## start
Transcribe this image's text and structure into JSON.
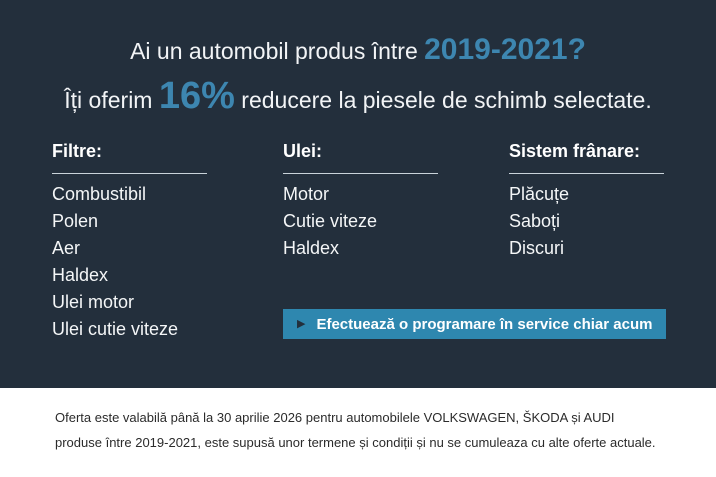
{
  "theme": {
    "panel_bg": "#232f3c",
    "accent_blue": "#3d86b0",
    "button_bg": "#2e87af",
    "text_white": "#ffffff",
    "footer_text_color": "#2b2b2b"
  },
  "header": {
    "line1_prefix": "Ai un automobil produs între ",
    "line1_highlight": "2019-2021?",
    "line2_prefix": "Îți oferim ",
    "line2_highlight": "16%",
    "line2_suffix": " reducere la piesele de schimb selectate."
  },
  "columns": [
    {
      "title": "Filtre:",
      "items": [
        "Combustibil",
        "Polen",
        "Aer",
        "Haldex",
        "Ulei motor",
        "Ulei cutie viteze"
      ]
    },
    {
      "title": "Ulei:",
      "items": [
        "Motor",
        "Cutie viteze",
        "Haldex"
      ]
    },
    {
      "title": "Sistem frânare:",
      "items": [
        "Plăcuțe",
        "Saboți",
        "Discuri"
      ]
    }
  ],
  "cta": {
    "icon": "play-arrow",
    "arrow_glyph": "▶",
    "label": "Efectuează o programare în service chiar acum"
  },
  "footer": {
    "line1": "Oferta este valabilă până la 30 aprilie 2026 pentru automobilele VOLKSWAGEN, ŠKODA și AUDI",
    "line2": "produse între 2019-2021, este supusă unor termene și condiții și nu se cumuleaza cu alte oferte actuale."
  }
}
## end
*What is required*
Repeat the records above exactly, leaving out any pictures they contain.

*Output below*
Transcribe this image's text and structure into JSON.
{
  "theme": {
    "panel_bg": "#232f3c",
    "accent_blue": "#3d86b0",
    "button_bg": "#2e87af",
    "text_white": "#ffffff",
    "footer_text_color": "#2b2b2b"
  },
  "header": {
    "line1_prefix": "Ai un automobil produs între ",
    "line1_highlight": "2019-2021?",
    "line2_prefix": "Îți oferim ",
    "line2_highlight": "16%",
    "line2_suffix": " reducere la piesele de schimb selectate."
  },
  "columns": [
    {
      "title": "Filtre:",
      "items": [
        "Combustibil",
        "Polen",
        "Aer",
        "Haldex",
        "Ulei motor",
        "Ulei cutie viteze"
      ]
    },
    {
      "title": "Ulei:",
      "items": [
        "Motor",
        "Cutie viteze",
        "Haldex"
      ]
    },
    {
      "title": "Sistem frânare:",
      "items": [
        "Plăcuțe",
        "Saboți",
        "Discuri"
      ]
    }
  ],
  "cta": {
    "icon": "play-arrow",
    "arrow_glyph": "▶",
    "label": "Efectuează o programare în service chiar acum"
  },
  "footer": {
    "line1": "Oferta este valabilă până la 30 aprilie 2026 pentru automobilele VOLKSWAGEN, ŠKODA și AUDI",
    "line2": "produse între 2019-2021, este supusă unor termene și condiții și nu se cumuleaza cu alte oferte actuale."
  }
}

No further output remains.